**Problem to work on**. Below are the records. Gather each line that holds "title".

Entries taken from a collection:

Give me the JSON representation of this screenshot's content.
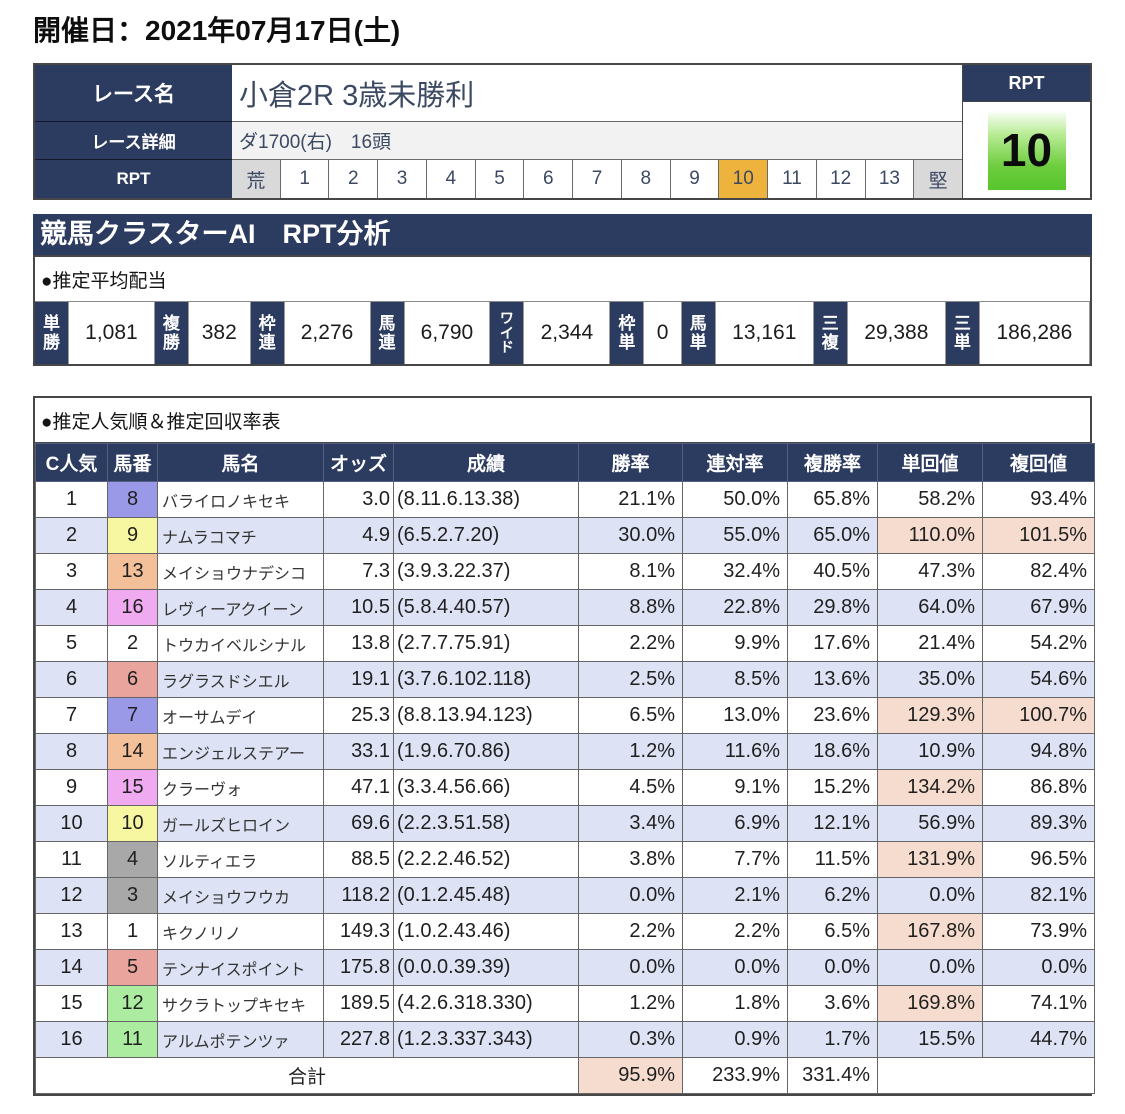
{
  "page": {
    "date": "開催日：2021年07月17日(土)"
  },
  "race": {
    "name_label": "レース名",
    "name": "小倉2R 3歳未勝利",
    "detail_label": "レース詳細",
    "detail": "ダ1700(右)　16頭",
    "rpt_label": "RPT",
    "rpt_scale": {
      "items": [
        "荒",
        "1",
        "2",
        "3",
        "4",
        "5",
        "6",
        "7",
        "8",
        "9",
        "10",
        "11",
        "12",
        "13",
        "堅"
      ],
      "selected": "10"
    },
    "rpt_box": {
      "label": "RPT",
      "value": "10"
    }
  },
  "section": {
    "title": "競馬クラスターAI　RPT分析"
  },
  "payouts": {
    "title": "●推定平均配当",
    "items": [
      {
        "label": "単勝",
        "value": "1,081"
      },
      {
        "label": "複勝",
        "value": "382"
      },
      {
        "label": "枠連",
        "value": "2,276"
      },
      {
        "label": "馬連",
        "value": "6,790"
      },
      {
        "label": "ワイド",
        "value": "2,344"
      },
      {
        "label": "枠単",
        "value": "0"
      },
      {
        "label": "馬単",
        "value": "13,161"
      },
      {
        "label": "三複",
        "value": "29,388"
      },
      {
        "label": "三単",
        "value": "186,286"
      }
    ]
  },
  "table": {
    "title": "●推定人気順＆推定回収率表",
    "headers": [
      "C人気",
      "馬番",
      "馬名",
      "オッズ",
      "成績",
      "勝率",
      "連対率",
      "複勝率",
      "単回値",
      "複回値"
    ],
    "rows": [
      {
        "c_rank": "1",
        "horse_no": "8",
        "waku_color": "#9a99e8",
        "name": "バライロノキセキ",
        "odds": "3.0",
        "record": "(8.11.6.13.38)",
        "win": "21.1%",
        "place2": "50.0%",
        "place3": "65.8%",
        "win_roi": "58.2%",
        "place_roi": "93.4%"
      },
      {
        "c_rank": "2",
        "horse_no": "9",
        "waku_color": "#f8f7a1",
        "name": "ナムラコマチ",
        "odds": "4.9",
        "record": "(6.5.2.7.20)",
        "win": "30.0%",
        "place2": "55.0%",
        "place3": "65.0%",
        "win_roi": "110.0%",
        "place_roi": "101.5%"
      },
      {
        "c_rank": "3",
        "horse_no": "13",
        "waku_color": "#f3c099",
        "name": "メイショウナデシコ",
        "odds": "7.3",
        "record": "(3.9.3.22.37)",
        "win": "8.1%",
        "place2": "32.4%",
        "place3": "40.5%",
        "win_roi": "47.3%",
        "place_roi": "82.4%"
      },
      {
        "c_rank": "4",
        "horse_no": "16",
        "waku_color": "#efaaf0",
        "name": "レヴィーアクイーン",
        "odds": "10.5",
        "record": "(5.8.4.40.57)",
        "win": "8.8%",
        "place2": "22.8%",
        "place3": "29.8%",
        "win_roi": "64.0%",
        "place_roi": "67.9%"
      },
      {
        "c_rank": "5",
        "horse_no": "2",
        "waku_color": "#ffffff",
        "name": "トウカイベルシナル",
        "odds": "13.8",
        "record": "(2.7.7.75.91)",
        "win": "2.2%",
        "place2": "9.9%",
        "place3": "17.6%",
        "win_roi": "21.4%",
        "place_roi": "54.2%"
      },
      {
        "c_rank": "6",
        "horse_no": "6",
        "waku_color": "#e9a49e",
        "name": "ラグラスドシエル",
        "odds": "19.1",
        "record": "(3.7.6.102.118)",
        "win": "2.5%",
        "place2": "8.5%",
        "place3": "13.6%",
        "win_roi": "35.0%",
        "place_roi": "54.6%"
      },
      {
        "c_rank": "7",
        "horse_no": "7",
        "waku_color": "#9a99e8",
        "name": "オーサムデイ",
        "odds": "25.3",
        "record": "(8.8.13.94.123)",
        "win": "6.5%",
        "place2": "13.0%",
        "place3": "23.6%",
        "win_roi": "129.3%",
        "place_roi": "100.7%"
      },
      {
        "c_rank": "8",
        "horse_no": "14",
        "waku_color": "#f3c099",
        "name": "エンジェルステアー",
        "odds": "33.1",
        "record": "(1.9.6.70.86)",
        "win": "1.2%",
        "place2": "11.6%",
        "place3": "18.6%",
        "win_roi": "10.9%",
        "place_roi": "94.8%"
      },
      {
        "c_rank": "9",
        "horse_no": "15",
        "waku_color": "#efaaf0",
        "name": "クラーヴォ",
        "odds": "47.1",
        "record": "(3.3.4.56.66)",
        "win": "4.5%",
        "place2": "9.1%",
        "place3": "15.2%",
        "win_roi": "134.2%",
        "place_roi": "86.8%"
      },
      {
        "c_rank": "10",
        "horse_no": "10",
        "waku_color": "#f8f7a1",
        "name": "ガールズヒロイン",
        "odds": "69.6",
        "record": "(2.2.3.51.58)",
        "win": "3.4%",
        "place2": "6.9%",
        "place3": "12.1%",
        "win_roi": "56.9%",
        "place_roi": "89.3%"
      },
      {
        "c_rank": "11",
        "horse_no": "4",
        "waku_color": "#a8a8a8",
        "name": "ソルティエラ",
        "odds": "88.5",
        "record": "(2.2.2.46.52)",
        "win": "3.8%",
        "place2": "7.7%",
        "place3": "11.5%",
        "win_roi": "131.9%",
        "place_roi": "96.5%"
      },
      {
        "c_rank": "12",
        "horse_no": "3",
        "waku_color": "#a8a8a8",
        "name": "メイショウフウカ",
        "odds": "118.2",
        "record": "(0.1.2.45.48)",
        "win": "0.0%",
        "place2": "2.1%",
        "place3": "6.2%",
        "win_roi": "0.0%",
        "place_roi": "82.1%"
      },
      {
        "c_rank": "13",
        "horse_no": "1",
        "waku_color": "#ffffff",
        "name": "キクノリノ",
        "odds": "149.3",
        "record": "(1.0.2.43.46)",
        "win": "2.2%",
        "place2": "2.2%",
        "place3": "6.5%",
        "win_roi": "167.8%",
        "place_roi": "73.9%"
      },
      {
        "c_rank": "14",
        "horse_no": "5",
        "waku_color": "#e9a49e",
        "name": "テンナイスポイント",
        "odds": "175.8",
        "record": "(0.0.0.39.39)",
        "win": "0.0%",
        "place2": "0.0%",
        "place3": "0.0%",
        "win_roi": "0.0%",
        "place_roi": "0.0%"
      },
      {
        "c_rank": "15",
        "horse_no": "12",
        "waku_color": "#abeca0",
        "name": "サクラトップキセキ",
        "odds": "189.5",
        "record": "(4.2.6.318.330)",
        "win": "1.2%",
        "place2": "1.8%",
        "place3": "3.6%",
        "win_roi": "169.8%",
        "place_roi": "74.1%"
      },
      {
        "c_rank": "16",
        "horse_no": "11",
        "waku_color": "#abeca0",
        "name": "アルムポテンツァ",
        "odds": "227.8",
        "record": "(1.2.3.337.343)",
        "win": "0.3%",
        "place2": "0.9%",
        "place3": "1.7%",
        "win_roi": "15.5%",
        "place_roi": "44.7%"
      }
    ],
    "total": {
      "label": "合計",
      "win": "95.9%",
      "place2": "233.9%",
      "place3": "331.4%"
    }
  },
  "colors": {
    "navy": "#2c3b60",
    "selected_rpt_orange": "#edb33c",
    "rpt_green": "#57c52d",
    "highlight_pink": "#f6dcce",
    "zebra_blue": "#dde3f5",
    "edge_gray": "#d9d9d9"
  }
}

**The result**.
    "title": "競馬クラスターAI　RPT分析"
    "title": "●推定平均配当",
    "title": "●推定人気順＆推定回収率表",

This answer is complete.